- _WHAT YOU NEED TO DO_
Using the data below, copy each line that includes the word "chevron".

- _WORKING DATA_
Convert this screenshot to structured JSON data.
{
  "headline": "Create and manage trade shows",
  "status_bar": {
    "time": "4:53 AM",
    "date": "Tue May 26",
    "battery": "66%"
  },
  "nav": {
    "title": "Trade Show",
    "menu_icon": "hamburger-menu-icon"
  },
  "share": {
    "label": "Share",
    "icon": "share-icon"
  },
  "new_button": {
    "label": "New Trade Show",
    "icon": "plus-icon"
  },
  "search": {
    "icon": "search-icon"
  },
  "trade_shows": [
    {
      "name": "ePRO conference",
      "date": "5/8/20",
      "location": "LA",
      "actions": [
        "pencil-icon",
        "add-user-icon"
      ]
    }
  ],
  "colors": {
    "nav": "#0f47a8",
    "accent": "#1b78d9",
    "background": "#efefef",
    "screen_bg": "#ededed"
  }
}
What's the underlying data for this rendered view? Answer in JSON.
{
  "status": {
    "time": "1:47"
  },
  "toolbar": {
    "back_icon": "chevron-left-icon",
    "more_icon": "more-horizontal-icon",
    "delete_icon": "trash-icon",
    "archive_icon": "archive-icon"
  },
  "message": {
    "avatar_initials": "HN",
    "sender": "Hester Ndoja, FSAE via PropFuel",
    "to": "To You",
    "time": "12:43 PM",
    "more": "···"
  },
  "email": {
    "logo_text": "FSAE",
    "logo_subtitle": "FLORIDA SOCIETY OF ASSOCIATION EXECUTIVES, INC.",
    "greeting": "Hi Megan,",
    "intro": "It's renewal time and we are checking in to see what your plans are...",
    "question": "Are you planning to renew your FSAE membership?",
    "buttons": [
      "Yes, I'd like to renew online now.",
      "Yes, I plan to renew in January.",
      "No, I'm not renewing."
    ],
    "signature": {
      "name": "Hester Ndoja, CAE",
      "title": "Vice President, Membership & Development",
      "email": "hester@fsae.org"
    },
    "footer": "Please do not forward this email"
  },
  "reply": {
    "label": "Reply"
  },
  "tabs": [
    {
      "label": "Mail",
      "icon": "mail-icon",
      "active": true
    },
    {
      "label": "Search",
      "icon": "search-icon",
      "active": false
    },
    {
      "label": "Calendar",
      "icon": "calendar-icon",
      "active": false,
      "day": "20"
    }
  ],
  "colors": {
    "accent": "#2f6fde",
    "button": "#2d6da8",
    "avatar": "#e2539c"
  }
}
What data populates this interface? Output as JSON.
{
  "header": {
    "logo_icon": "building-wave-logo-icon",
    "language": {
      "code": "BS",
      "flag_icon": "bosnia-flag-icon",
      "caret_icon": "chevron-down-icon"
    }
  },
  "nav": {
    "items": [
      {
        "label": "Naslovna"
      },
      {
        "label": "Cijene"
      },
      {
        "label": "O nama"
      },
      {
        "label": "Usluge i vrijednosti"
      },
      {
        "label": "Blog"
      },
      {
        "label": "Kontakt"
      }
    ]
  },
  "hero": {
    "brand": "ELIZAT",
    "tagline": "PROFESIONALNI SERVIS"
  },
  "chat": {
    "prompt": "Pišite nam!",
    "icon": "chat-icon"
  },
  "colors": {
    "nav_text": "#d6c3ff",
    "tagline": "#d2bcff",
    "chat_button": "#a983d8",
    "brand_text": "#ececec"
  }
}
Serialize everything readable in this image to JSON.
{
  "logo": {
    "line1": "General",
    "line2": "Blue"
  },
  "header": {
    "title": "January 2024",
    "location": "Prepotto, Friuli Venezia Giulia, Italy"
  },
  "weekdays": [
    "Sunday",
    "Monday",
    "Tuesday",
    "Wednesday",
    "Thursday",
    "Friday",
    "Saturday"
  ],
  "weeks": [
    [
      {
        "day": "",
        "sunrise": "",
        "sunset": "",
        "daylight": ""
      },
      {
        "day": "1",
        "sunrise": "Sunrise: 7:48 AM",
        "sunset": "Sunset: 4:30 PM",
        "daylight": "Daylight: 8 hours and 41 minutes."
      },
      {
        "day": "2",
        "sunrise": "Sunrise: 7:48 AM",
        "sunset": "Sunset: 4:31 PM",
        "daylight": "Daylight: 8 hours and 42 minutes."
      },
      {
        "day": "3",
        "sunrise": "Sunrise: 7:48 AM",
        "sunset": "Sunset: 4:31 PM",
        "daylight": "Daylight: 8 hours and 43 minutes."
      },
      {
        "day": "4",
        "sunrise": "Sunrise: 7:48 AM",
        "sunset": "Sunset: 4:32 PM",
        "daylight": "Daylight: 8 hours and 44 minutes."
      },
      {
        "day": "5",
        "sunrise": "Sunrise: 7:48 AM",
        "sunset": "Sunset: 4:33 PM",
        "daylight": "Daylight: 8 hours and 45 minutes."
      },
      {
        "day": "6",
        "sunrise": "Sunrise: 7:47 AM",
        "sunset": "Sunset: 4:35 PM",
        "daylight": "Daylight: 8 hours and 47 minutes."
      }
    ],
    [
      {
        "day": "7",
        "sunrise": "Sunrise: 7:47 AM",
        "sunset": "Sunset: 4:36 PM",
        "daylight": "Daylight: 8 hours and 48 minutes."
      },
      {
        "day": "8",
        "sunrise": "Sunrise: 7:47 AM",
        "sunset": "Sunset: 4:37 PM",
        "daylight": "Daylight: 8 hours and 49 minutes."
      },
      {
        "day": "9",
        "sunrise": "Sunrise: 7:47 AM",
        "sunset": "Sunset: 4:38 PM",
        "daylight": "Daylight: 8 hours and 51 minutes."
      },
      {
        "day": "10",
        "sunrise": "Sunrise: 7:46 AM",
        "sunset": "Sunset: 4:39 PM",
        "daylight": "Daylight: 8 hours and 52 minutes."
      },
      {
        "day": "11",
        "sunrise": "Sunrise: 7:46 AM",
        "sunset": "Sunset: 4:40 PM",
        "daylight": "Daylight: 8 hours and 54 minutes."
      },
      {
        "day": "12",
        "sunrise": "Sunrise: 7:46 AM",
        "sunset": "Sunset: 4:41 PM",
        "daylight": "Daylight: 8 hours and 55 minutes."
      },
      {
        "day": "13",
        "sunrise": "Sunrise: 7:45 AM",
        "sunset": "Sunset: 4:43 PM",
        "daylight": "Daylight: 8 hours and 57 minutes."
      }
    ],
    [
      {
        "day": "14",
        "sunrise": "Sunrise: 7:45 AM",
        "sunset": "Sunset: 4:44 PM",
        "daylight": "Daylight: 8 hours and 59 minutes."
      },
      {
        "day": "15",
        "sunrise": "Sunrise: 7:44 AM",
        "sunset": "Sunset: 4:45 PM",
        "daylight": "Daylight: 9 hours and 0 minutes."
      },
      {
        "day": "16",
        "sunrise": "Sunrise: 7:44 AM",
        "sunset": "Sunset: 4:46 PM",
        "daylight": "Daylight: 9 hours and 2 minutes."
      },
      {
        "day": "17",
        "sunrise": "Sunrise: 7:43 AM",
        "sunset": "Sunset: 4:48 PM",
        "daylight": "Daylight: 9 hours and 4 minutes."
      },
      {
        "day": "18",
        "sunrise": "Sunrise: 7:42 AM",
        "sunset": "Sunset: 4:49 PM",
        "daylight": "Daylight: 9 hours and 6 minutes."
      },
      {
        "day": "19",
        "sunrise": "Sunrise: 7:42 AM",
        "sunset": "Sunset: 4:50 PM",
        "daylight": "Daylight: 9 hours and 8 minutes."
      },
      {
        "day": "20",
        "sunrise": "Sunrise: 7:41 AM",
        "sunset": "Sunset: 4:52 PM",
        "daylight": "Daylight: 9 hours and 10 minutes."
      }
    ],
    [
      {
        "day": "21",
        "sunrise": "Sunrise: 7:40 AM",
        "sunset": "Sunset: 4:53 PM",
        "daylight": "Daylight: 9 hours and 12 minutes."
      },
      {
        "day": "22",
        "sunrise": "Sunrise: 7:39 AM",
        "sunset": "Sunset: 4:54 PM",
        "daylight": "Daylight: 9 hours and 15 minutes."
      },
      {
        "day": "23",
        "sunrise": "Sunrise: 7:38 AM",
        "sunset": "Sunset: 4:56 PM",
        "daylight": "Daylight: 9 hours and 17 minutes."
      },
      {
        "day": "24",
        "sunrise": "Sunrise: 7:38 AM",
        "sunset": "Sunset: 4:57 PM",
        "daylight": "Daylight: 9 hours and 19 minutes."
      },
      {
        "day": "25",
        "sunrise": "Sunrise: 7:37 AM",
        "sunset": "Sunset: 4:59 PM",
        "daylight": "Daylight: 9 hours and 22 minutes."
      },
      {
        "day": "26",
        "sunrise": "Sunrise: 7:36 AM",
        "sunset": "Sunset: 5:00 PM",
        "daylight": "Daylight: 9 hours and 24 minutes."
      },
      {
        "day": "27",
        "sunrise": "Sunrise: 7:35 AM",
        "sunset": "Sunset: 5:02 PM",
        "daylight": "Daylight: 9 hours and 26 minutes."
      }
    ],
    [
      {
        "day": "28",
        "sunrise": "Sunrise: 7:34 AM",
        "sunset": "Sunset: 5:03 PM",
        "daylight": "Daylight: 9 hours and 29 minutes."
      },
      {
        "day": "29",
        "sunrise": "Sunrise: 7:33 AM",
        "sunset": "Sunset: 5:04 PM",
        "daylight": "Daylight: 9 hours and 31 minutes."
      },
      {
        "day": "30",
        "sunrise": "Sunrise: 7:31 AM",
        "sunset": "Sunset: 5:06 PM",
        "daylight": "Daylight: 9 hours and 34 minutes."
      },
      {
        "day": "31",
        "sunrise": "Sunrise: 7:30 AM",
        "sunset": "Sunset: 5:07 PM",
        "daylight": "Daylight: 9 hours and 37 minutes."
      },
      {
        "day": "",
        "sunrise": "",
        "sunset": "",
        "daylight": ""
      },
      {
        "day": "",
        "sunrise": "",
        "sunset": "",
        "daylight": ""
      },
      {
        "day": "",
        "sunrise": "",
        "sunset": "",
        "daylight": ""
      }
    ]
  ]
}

- _ANSWER FOR THIS EXERCISE_
    "back_icon": "chevron-left-icon",
      "caret_icon": "chevron-down-icon"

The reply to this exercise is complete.